- EXERCISE DIRECTIONS -
Write out exactly the lines running from the one that contains "Read all visible" through the end of the material.

-- BEGIN --

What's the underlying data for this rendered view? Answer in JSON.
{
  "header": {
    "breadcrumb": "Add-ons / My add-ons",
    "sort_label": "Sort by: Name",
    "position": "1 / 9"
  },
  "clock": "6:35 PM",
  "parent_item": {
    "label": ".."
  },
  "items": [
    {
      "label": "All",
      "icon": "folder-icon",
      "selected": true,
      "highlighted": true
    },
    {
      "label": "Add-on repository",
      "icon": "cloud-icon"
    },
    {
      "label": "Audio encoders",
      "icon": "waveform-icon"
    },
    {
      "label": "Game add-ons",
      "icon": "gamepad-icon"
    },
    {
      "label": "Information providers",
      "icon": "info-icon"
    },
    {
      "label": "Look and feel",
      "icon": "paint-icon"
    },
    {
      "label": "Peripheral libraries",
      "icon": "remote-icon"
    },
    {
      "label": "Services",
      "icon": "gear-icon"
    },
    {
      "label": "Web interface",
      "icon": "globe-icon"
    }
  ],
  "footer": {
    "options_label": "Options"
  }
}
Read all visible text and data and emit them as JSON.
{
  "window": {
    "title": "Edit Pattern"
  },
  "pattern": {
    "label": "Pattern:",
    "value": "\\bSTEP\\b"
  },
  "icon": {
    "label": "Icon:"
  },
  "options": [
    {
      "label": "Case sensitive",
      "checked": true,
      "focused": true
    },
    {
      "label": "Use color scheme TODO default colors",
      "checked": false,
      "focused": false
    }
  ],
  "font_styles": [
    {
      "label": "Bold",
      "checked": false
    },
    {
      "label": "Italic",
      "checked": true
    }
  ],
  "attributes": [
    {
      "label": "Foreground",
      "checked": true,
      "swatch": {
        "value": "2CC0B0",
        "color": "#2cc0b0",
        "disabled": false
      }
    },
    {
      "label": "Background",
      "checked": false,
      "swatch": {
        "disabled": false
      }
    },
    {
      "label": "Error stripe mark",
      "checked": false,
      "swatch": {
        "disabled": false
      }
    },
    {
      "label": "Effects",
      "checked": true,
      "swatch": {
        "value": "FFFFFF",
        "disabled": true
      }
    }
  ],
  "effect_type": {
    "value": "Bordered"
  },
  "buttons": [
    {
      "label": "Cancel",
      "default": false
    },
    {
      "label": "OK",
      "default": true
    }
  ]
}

-- END --

- SOLUTION -
Read all visible text and data and emit them as JSON.
{
  "window": {
    "title": "Edit Pattern"
  },
  "pattern": {
    "label": "Pattern:",
    "value": "\\bSTEP\\b"
  },
  "icon": {
    "label": "Icon:"
  },
  "options": [
    {
      "label": "Case sensitive",
      "checked": true,
      "focused": true
    },
    {
      "label": "Use color scheme TODO default colors",
      "checked": false,
      "focused": false
    }
  ],
  "font_styles": [
    {
      "label": "Bold",
      "checked": false
    },
    {
      "label": "Italic",
      "checked": true
    }
  ],
  "attributes": [
    {
      "label": "Foreground",
      "checked": true,
      "swatch": {
        "value": "2CC0B0",
        "color": "#2cc0b0",
        "disabled": false
      }
    },
    {
      "label": "Background",
      "checked": false,
      "swatch": {
        "disabled": false
      }
    },
    {
      "label": "Error stripe mark",
      "checked": false,
      "swatch": {
        "disabled": false
      }
    },
    {
      "label": "Effects",
      "checked": true,
      "swatch": {
        "value": "FFFFFF",
        "disabled": true
      }
    }
  ],
  "effect_type": {
    "value": "Bordered"
  },
  "buttons": [
    {
      "label": "Cancel",
      "default": false
    },
    {
      "label": "OK",
      "default": true
    }
  ]
}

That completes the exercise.